Task directions => Locate the lines where "плоской" occurs and copy them as they stand.

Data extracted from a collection
┄┄┄┄┄┄┄┄┄┄┄┄┄┄┄┄┄┄┄┄

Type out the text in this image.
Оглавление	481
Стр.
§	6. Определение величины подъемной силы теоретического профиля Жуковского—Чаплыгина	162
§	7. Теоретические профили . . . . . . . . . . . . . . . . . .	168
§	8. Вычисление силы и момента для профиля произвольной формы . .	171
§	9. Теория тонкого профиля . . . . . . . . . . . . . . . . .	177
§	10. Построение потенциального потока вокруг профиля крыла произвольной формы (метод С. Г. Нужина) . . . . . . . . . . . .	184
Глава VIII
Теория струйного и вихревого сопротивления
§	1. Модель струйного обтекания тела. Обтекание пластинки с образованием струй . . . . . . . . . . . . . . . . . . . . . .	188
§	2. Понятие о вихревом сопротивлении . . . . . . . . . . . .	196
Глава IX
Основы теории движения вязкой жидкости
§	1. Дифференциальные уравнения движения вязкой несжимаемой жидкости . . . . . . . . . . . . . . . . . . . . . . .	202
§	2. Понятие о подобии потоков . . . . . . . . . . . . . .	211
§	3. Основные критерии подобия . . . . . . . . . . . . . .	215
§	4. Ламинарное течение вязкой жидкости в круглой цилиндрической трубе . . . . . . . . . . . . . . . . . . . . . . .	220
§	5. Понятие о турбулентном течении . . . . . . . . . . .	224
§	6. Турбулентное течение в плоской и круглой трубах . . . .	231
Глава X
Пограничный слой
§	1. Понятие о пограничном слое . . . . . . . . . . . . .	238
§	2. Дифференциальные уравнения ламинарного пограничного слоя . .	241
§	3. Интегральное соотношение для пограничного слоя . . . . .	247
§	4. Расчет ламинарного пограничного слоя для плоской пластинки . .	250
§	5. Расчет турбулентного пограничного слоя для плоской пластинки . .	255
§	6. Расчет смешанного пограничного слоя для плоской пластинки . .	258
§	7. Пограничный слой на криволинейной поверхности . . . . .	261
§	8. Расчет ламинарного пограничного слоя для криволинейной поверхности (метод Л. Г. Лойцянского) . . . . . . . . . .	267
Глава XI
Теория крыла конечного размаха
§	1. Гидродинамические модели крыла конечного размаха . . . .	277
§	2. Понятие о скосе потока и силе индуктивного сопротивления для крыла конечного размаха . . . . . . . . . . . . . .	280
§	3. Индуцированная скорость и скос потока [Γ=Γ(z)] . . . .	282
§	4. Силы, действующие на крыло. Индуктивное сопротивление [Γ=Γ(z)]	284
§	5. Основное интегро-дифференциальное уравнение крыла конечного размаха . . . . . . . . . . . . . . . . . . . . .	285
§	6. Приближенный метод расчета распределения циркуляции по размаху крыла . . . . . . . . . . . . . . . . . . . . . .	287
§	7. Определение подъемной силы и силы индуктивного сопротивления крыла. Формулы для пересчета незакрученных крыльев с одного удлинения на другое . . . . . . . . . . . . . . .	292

┄┄┄┄┄┄┄┄┄┄┄┄┄┄┄┄┄┄┄┄

The response =>
§	6. Турбулентное течение в плоской и круглой трубах . . . .	231
§	4. Расчет ламинарного пограничного слоя для плоской пластинки . .	250
§	5. Расчет турбулентного пограничного слоя для плоской пластинки . .	255
§	6. Расчет смешанного пограничного слоя для плоской пластинки . .	258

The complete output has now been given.